▸ **Article**:
━━━━
Pursuant to the Sub-Advisory Agreement, the Sub-Adviser, subject to general supervision and oversight by GWCM and the Board, is responsible for the day-to-day management of the investment and reinvestment of the Fund’s assets, which includes making decisions to buy, sell or hold any particular security.
On March 30, 2021 (the “March Meeting”), the Independent Directors met separately with independent legal counsel in advance of the April Meeting to evaluate information encompassing a wide variety of topics and furnished by GWCM and the Sub-Adviser in connection with the proposed continuation of the Advisory Agreement and Sub-Advisory Agreement (collectively, the “Agreements” or each, an “Agreement”), and met separately with representatives of Broadridge Financial Solutions, Inc. (“Broadridge”), an independent provider of investment company data, and with GWCM to review comparative information on the Fund’s investment performance, fees and expenses. In addition, at the March Meeting, the Independent Directors met separately with representatives of an independent provider of mutual fund advisory contract renewal consulting services (the “Independent Fee Consultant”) to review comparative information regarding the Fund’s investment performance, fees and expenses, and further discussed such information with GWCM. The Independent Directors also considered additional information provided in response to their requests made following the March Meeting. The Independent Directors further discussed continuation of the Agreements separately with independent legal counsel at the April Meeting. The Independent Directors weighed and considered the information provided in light of their substantial accumulated experience in governing the Fund and the other Great-West Funds. Although the Board considered the approval of the Agreements for the Fund as part of its multi-faceted annual review process of agreements across the Great-West Funds, the Board’s approvals were made on a fund-by-fund basis.
━━━━
▸ **Written instruction**: Render this sentence from the text on the fund's advisory agreements into Spanish: "The Independent Directors further discussed continuation of the Agreements separately with independent legal counsel at the April Meeting."
━━━━
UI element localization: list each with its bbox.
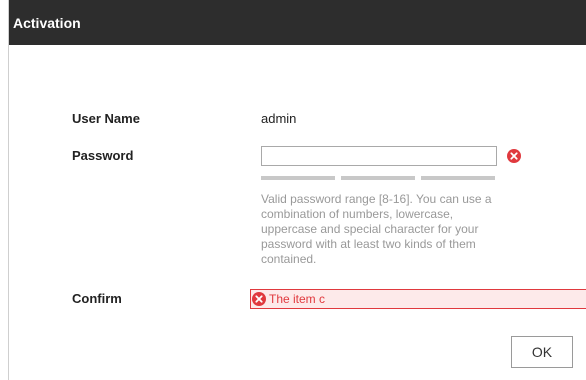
password-strength-bar-weak bbox=[261, 176, 335, 180]
password-hint: Valid password range [8-16]. You can use… bbox=[261, 192, 492, 266]
username-value: admin bbox=[261, 111, 297, 126]
dialog-title-bar: Activation bbox=[9, 0, 586, 45]
confirm-error-icon bbox=[252, 292, 266, 306]
password-strength-bar-medium bbox=[341, 176, 415, 180]
confirm-error-text: The item c bbox=[269, 292, 326, 306]
username-label: User Name bbox=[72, 111, 140, 126]
confirm-error-tooltip: The item c bbox=[250, 289, 586, 309]
password-label: Password bbox=[72, 148, 134, 163]
password-input[interactable] bbox=[261, 146, 497, 166]
password-strength-bar-strong bbox=[421, 176, 495, 180]
ok-button[interactable]: OK bbox=[511, 336, 573, 368]
confirm-label: Confirm bbox=[72, 291, 122, 306]
activation-dialog: Activation User Name admin Password Vali… bbox=[8, 0, 586, 380]
password-error-icon bbox=[507, 149, 521, 163]
dialog-title: Activation bbox=[13, 15, 81, 31]
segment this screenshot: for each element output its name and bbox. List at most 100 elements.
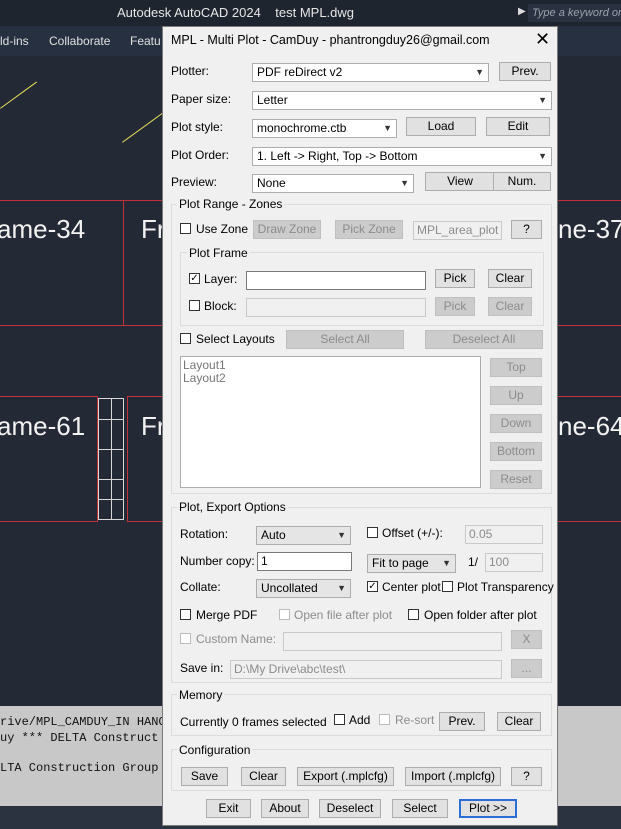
memory-title: Memory	[177, 688, 225, 702]
exit-button[interactable]: Exit	[206, 799, 251, 818]
move-up-button[interactable]: Up	[490, 386, 542, 405]
view-button[interactable]: View	[425, 172, 495, 191]
plot-style-value: monochrome.ctb	[257, 121, 347, 135]
pick-zone-button[interactable]: Pick Zone	[335, 220, 403, 239]
search-input[interactable]: Type a keyword or	[528, 4, 621, 22]
memory-clear-button[interactable]: Clear	[497, 712, 541, 731]
plot-order-select[interactable]: 1. Left -> Right, Top -> Bottom ▼	[252, 147, 552, 166]
block-pick-button[interactable]: Pick	[435, 297, 475, 316]
mpl-dialog: MPL - Multi Plot - CamDuy - phantrongduy…	[162, 26, 558, 826]
offset-checkbox[interactable]	[367, 527, 378, 538]
preview-select[interactable]: None ▼	[252, 174, 414, 193]
about-button[interactable]: About	[261, 799, 309, 818]
select-button[interactable]: Select	[392, 799, 448, 818]
save-in-label: Save in:	[180, 661, 224, 675]
plot-options-title: Plot, Export Options	[177, 500, 288, 514]
plot-order-label: Plot Order:	[171, 148, 230, 162]
plot-range-title: Plot Range - Zones	[177, 197, 285, 211]
open-folder-checkbox[interactable]	[408, 609, 419, 620]
load-button[interactable]: Load	[406, 117, 476, 136]
dialog-title: MPL - Multi Plot - CamDuy - phantrongduy…	[171, 33, 490, 47]
open-file-checkbox[interactable]	[279, 609, 290, 620]
center-plot-checkbox[interactable]: ✓	[367, 581, 378, 592]
move-down-button[interactable]: Down	[490, 414, 542, 433]
command-line: LTA Construction Group C	[0, 761, 173, 775]
chevron-down-icon: ▼	[337, 530, 346, 540]
collate-select[interactable]: Uncollated ▼	[256, 579, 351, 598]
scale-denominator-field[interactable]: 100	[485, 553, 543, 572]
config-help-button[interactable]: ?	[511, 767, 542, 786]
plot-order-value: 1. Left -> Right, Top -> Bottom	[257, 149, 418, 163]
zone-help-button[interactable]: ?	[511, 220, 542, 239]
close-icon[interactable]: ✕	[535, 30, 550, 48]
browse-button[interactable]: ...	[511, 659, 542, 678]
preview-value: None	[257, 176, 286, 190]
frame-label: ame-61	[0, 411, 86, 441]
chevron-right-icon[interactable]: ▶	[518, 6, 526, 17]
rotation-select[interactable]: Auto ▼	[256, 526, 351, 545]
plotter-prev-button[interactable]: Prev.	[499, 62, 551, 81]
chevron-down-icon: ▼	[337, 583, 346, 593]
list-item[interactable]: Layout2	[181, 372, 480, 385]
configuration-title: Configuration	[177, 743, 253, 757]
plot-transparency-checkbox[interactable]	[442, 581, 453, 592]
resort-checkbox[interactable]	[379, 714, 390, 725]
scale-value: Fit to page	[372, 556, 429, 570]
paper-size-select[interactable]: Letter ▼	[252, 91, 552, 110]
chevron-down-icon: ▼	[442, 558, 451, 568]
block-field[interactable]	[246, 298, 426, 317]
merge-pdf-checkbox[interactable]	[180, 609, 191, 620]
save-in-field[interactable]: D:\My Drive\abc\test\	[230, 660, 502, 679]
chevron-down-icon: ▼	[383, 123, 392, 133]
deselect-all-button[interactable]: Deselect All	[425, 330, 543, 349]
use-zone-checkbox[interactable]	[180, 223, 191, 234]
use-zone-label: Use Zone	[196, 222, 249, 236]
tab-addins[interactable]: ld-ins	[0, 34, 29, 48]
block-clear-button[interactable]: Clear	[488, 297, 532, 316]
layer-pick-button[interactable]: Pick	[435, 269, 475, 288]
plotter-value: PDF reDirect v2	[257, 65, 343, 79]
offset-field[interactable]: 0.05	[465, 525, 543, 544]
layer-field[interactable]	[246, 271, 426, 290]
custom-name-clear-button[interactable]: X	[511, 630, 542, 649]
memory-status: Currently 0 frames selected	[180, 715, 327, 729]
tab-collaborate[interactable]: Collaborate	[49, 34, 110, 48]
tab-featured[interactable]: Featu	[130, 34, 161, 48]
export-config-button[interactable]: Export (.mplcfg)	[297, 767, 394, 786]
scale-select[interactable]: Fit to page ▼	[367, 554, 456, 573]
plotter-select[interactable]: PDF reDirect v2 ▼	[252, 63, 489, 82]
move-top-button[interactable]: Top	[490, 358, 542, 377]
select-layouts-checkbox[interactable]	[180, 333, 191, 344]
custom-name-field[interactable]	[283, 632, 502, 651]
num-button[interactable]: Num.	[493, 172, 551, 191]
config-save-button[interactable]: Save	[181, 767, 228, 786]
merge-pdf-label: Merge PDF	[196, 608, 258, 622]
layer-checkbox[interactable]: ✓	[189, 273, 200, 284]
layer-clear-button[interactable]: Clear	[488, 269, 532, 288]
frame-label: ne-37	[558, 214, 621, 244]
draw-zone-button[interactable]: Draw Zone	[253, 220, 321, 239]
memory-prev-button[interactable]: Prev.	[439, 712, 485, 731]
memory-add-checkbox[interactable]	[334, 714, 345, 725]
deselect-button[interactable]: Deselect	[319, 799, 381, 818]
paper-size-label: Paper size:	[171, 92, 232, 106]
block-label: Block:	[204, 299, 237, 313]
layouts-list[interactable]: Layout1 Layout2	[180, 356, 481, 488]
config-clear-button[interactable]: Clear	[241, 767, 286, 786]
zone-layer-field[interactable]: MPL_area_plot	[413, 221, 502, 240]
reset-order-button[interactable]: Reset	[490, 470, 542, 489]
plot-style-select[interactable]: monochrome.ctb ▼	[252, 119, 397, 138]
collate-label: Collate:	[180, 580, 221, 594]
block-checkbox[interactable]	[189, 300, 200, 311]
chevron-down-icon: ▼	[538, 95, 547, 105]
resort-label: Re-sort	[395, 713, 435, 727]
edit-button[interactable]: Edit	[486, 117, 550, 136]
number-copy-field[interactable]: 1	[257, 552, 352, 571]
move-bottom-button[interactable]: Bottom	[490, 442, 542, 461]
select-all-button[interactable]: Select All	[286, 330, 404, 349]
plot-button[interactable]: Plot >>	[459, 799, 517, 818]
custom-name-checkbox[interactable]	[180, 633, 191, 644]
number-copy-label: Number copy:	[180, 554, 255, 568]
title-block	[98, 398, 124, 520]
import-config-button[interactable]: Import (.mplcfg)	[405, 767, 501, 786]
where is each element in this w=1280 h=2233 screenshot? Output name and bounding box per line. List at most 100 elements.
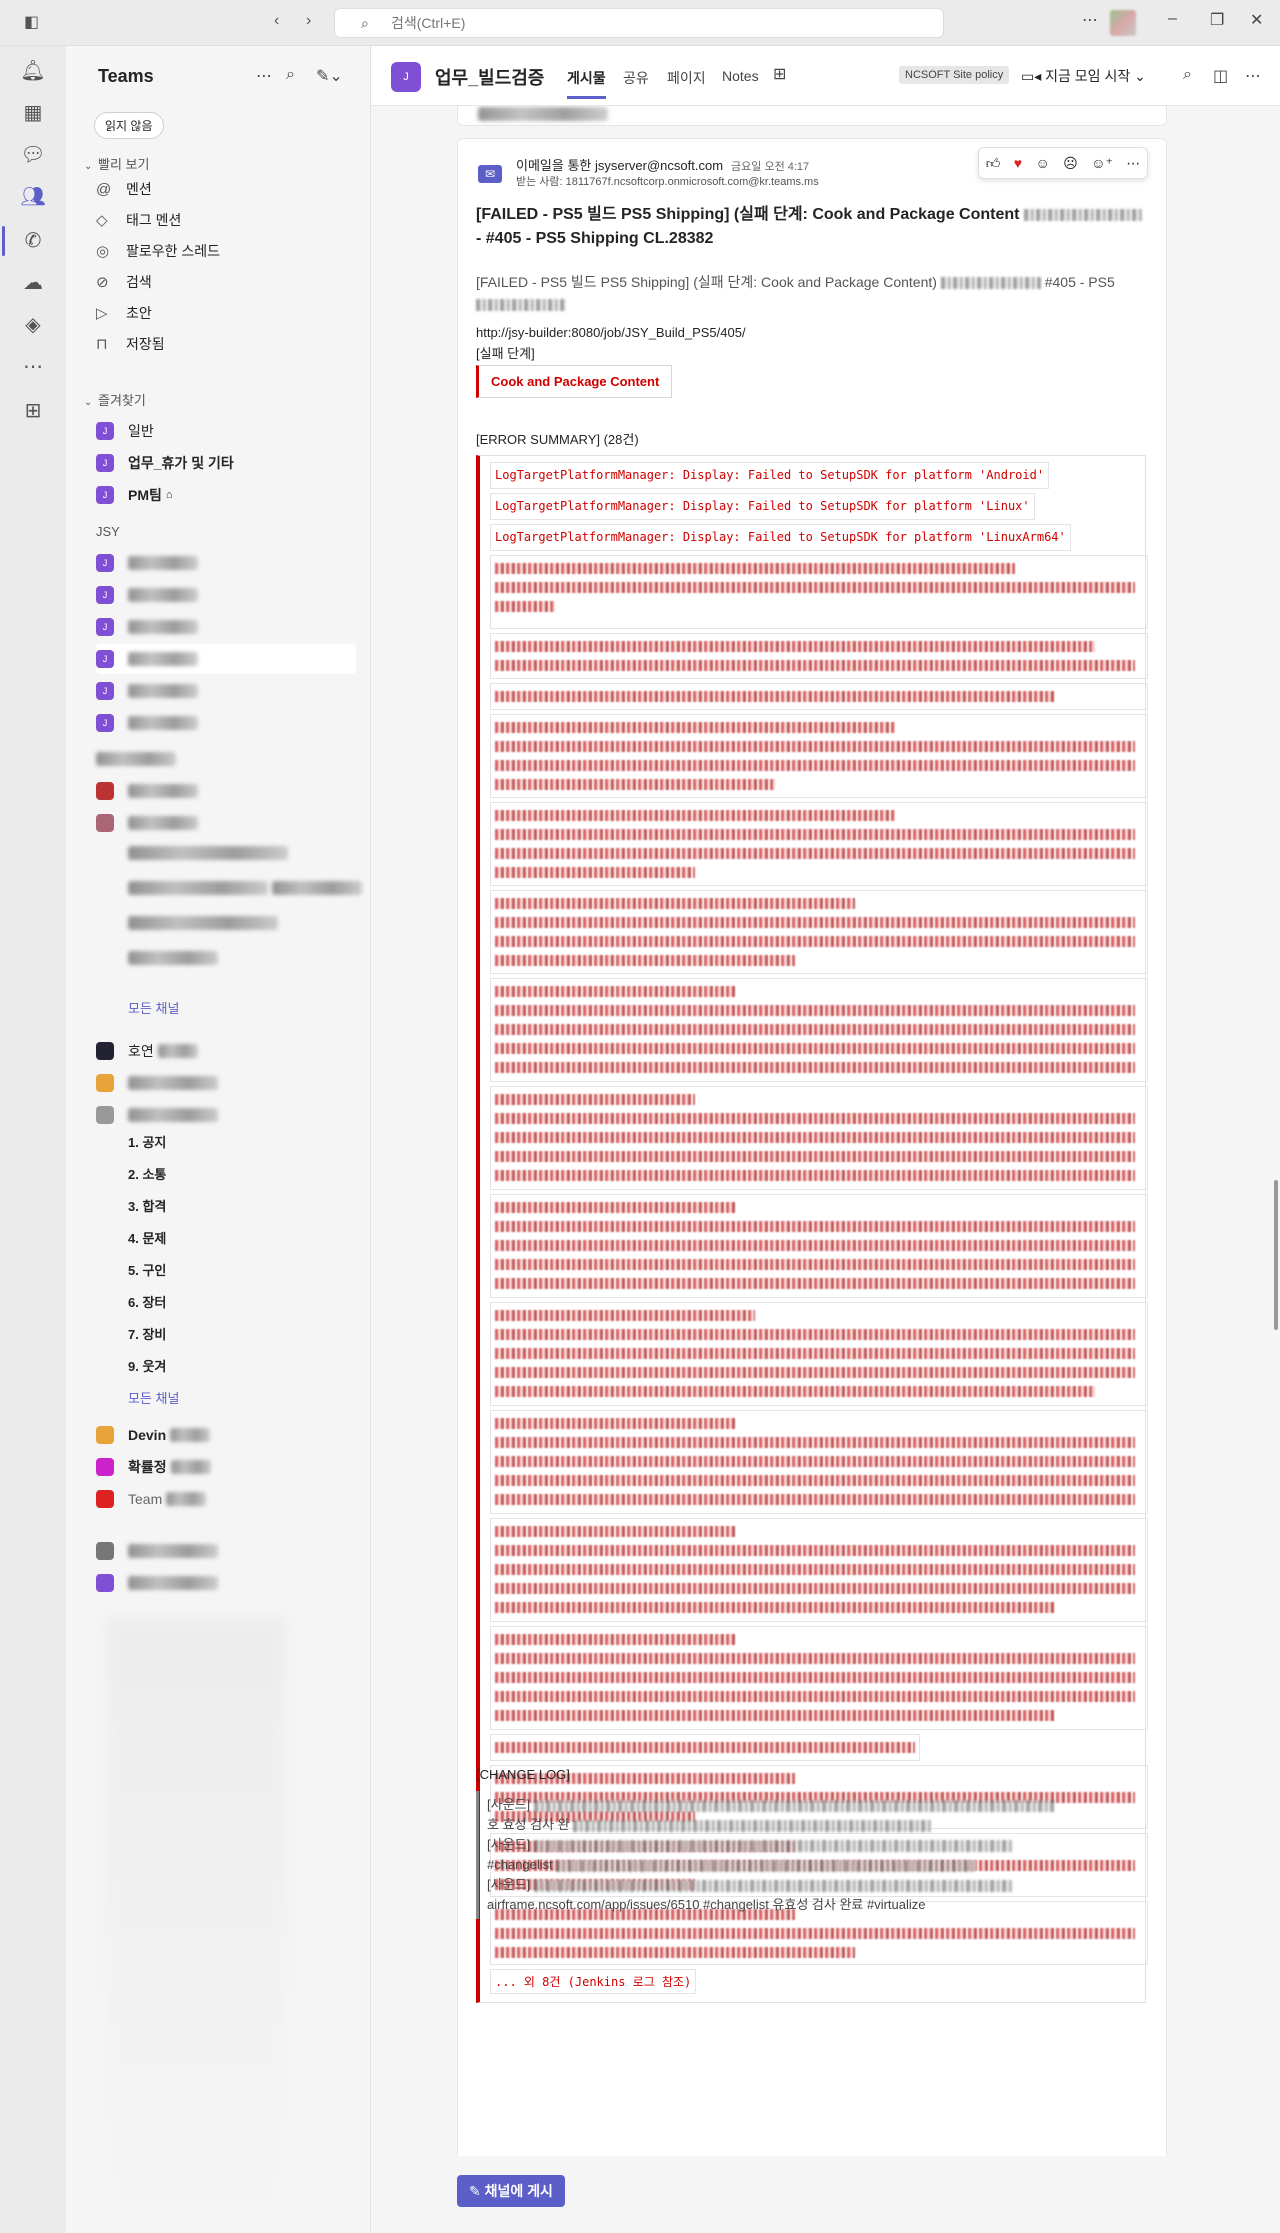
policy-badge[interactable]: NCSOFT Site policy bbox=[899, 66, 1010, 84]
redacted-text bbox=[478, 107, 608, 121]
channel-item[interactable]: 2. 소통 bbox=[128, 1164, 166, 1183]
redacted-text bbox=[96, 752, 176, 766]
tab-posts[interactable]: 게시물 bbox=[567, 68, 606, 99]
nav-saved[interactable]: ⊓ 저장됨 bbox=[96, 329, 356, 359]
redacted-text bbox=[533, 1839, 1014, 1852]
team-item[interactable]: Devin bbox=[96, 1420, 356, 1450]
post-to-channel-button[interactable]: ✎ 채널에 게시 bbox=[457, 2175, 565, 2207]
all-channels-link[interactable]: 모든 채널 bbox=[128, 1388, 179, 1407]
heart-icon[interactable]: ♥ bbox=[1014, 155, 1022, 171]
more-icon[interactable]: ⋯ bbox=[1245, 66, 1261, 86]
team-item[interactable] bbox=[96, 1100, 356, 1130]
bell-icon[interactable]: 🔔︎ bbox=[0, 58, 66, 83]
laugh-icon[interactable]: ☺ bbox=[1035, 155, 1049, 171]
favorite-channel[interactable]: J 업무_휴가 및 기타 bbox=[96, 448, 356, 478]
error-line bbox=[490, 1734, 920, 1761]
forward-icon[interactable]: › bbox=[306, 12, 311, 30]
redacted-text bbox=[166, 1492, 207, 1506]
scrollbar-thumb[interactable] bbox=[1274, 1180, 1278, 1330]
post-subject: [FAILED - PS5 빌드 PS5 Shipping] (실패 단계: C… bbox=[476, 203, 1156, 251]
search-box[interactable]: ⌕ bbox=[334, 8, 944, 38]
start-meeting-button[interactable]: ▭◂ 지금 모임 시작 ⌄ bbox=[1021, 66, 1146, 86]
cloud-icon[interactable]: ☁ bbox=[0, 270, 66, 295]
error-line bbox=[490, 802, 1148, 886]
tab-shared[interactable]: 공유 bbox=[623, 68, 649, 88]
team-item[interactable]: 호연 bbox=[96, 1036, 356, 1066]
team-item[interactable]: 확률정 bbox=[96, 1452, 356, 1482]
more-icon[interactable]: ⋯ bbox=[1126, 155, 1140, 172]
favorites-header[interactable]: ⌄ 즐겨찾기 bbox=[84, 390, 146, 409]
redacted-text bbox=[128, 1544, 218, 1558]
nav-followed-threads[interactable]: ◎ 팔로우한 스레드 bbox=[96, 236, 356, 266]
calendar-icon[interactable]: ▦ bbox=[0, 100, 66, 125]
channel-item[interactable]: 5. 구인 bbox=[128, 1260, 166, 1279]
team-item[interactable] bbox=[96, 1568, 356, 1598]
team-jsy-header[interactable]: JSY bbox=[96, 524, 120, 539]
channel-avatar: J bbox=[96, 586, 114, 604]
tab-pages[interactable]: 페이지 bbox=[667, 68, 706, 88]
channel-item[interactable]: 3. 합격 bbox=[128, 1196, 166, 1215]
add-reaction-icon[interactable]: ☺⁺ bbox=[1091, 155, 1113, 172]
previous-post bbox=[457, 106, 1167, 126]
search-icon[interactable]: ⌕ bbox=[1183, 66, 1192, 84]
nav-search[interactable]: ⊘ 검색 bbox=[96, 267, 356, 297]
team-channel[interactable]: J bbox=[96, 612, 356, 642]
add-app-icon[interactable]: ⊞ bbox=[0, 398, 66, 423]
team-item[interactable] bbox=[96, 1068, 356, 1098]
redacted-text bbox=[533, 1799, 1054, 1812]
redacted-text bbox=[128, 588, 198, 602]
nav-drafts[interactable]: ▷ 초안 bbox=[96, 298, 356, 328]
blurred-region bbox=[106, 1616, 286, 2216]
copilot-icon[interactable]: ◈ bbox=[0, 312, 66, 337]
redacted-text bbox=[157, 1044, 198, 1058]
chat-icon[interactable]: 💬︎ bbox=[0, 142, 66, 167]
quick-view-header[interactable]: ⌄ 빨리 보기 bbox=[84, 154, 149, 173]
team-channel-selected[interactable]: J bbox=[96, 644, 356, 674]
team-item[interactable]: Team bbox=[96, 1484, 356, 1514]
surprised-icon[interactable]: ☹ bbox=[1063, 155, 1078, 172]
all-channels-link[interactable]: 모든 채널 bbox=[128, 998, 179, 1017]
search-icon[interactable]: ⌕ bbox=[286, 66, 295, 84]
like-icon[interactable]: 👍︎ bbox=[986, 155, 1001, 172]
phone-icon[interactable]: ✆ bbox=[0, 228, 66, 253]
team-item[interactable] bbox=[96, 776, 356, 806]
panel-icon[interactable]: ◫ bbox=[1213, 66, 1228, 86]
teams-icon[interactable]: 👥︎ bbox=[0, 184, 66, 209]
channel-item[interactable]: 7. 장비 bbox=[128, 1324, 166, 1343]
close-icon[interactable]: ✕ bbox=[1250, 10, 1263, 30]
favorite-channel[interactable]: J PM팀 ⌂ bbox=[96, 480, 356, 510]
channel-item[interactable]: 9. 웃겨 bbox=[128, 1356, 166, 1375]
search-input[interactable] bbox=[391, 15, 911, 31]
favorite-channel[interactable]: J 일반 bbox=[96, 416, 356, 446]
team-channel[interactable]: J bbox=[96, 580, 356, 610]
add-tab-icon[interactable]: ⊞ bbox=[773, 64, 786, 84]
sidebar-toggle-icon[interactable]: ◧ bbox=[24, 12, 39, 32]
teams-section-header[interactable] bbox=[96, 752, 176, 769]
error-summary-title: [ERROR SUMMARY] (28건) bbox=[476, 432, 639, 447]
chevron-down-icon: ⌄ bbox=[84, 397, 93, 408]
tag-icon: ◇ bbox=[96, 212, 108, 229]
channel-item[interactable]: 6. 장터 bbox=[128, 1292, 166, 1311]
more-apps-icon[interactable]: ⋯ bbox=[0, 354, 66, 379]
team-channel[interactable]: J bbox=[96, 548, 356, 578]
avatar[interactable] bbox=[1110, 10, 1136, 36]
compose-icon[interactable]: ✎⌄ bbox=[316, 66, 343, 86]
team-channel[interactable]: J bbox=[96, 708, 356, 738]
more-options-icon[interactable]: ⋯ bbox=[256, 66, 272, 86]
channel-item[interactable]: 4. 문제 bbox=[128, 1228, 166, 1247]
minimize-icon[interactable]: – bbox=[1168, 10, 1177, 28]
unread-filter[interactable]: 읽지 않음 bbox=[94, 112, 164, 139]
build-url[interactable]: http://jsy-builder:8080/job/JSY_Build_PS… bbox=[476, 325, 746, 340]
nav-tag-mentions[interactable]: ◇ 태그 멘션 bbox=[96, 205, 356, 235]
more-icon[interactable]: ⋯ bbox=[1082, 10, 1098, 30]
tab-notes[interactable]: Notes bbox=[722, 68, 759, 84]
redacted-text bbox=[128, 652, 198, 666]
restore-icon[interactable]: ❐ bbox=[1210, 10, 1224, 30]
back-icon[interactable]: ‹ bbox=[274, 12, 279, 30]
error-line bbox=[490, 1626, 1148, 1730]
team-channel[interactable]: J bbox=[96, 676, 356, 706]
team-item[interactable] bbox=[96, 808, 356, 838]
channel-item[interactable]: 1. 공지 bbox=[128, 1132, 166, 1151]
team-item[interactable] bbox=[96, 1536, 356, 1566]
nav-mentions[interactable]: @ 멘션 bbox=[96, 174, 356, 204]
━━━━
▸ **Task solution**: Los Directores Independientes trataron además la continuación de los Acuerdos por separado con un asesor jurídico independiente en la Reunión de abril.